**What is needed:** Copy out all of the data below with no alterations.

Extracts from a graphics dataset
· · · · ·

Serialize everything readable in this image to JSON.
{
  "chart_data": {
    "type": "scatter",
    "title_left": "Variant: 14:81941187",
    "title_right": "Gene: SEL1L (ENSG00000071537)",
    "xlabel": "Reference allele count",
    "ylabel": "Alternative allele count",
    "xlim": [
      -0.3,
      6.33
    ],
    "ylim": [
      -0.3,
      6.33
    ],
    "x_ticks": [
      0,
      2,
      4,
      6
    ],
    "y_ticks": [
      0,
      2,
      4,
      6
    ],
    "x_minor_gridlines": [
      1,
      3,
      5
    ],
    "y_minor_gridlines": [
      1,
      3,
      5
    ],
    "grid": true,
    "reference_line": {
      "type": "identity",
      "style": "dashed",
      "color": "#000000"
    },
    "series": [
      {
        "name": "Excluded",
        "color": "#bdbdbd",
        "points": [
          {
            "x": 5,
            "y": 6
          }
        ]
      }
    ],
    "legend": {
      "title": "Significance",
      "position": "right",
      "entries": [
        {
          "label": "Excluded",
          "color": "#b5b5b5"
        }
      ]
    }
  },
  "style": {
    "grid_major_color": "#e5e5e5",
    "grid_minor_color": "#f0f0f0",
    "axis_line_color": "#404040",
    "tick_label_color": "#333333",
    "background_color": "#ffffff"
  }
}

· · · · ·

**Reply to the exercise:**
Serialize everything readable in this image to JSON.
{
  "chart_data": {
    "type": "scatter",
    "title_left": "Variant: 14:81941187",
    "title_right": "Gene: SEL1L (ENSG00000071537)",
    "xlabel": "Reference allele count",
    "ylabel": "Alternative allele count",
    "xlim": [
      -0.3,
      6.33
    ],
    "ylim": [
      -0.3,
      6.33
    ],
    "x_ticks": [
      0,
      2,
      4,
      6
    ],
    "y_ticks": [
      0,
      2,
      4,
      6
    ],
    "x_minor_gridlines": [
      1,
      3,
      5
    ],
    "y_minor_gridlines": [
      1,
      3,
      5
    ],
    "grid": true,
    "reference_line": {
      "type": "identity",
      "style": "dashed",
      "color": "#000000"
    },
    "series": [
      {
        "name": "Excluded",
        "color": "#bdbdbd",
        "points": [
          {
            "x": 5,
            "y": 6
          }
        ]
      }
    ],
    "legend": {
      "title": "Significance",
      "position": "right",
      "entries": [
        {
          "label": "Excluded",
          "color": "#b5b5b5"
        }
      ]
    }
  },
  "style": {
    "grid_major_color": "#e5e5e5",
    "grid_minor_color": "#f0f0f0",
    "axis_line_color": "#404040",
    "tick_label_color": "#333333",
    "background_color": "#ffffff"
  }
}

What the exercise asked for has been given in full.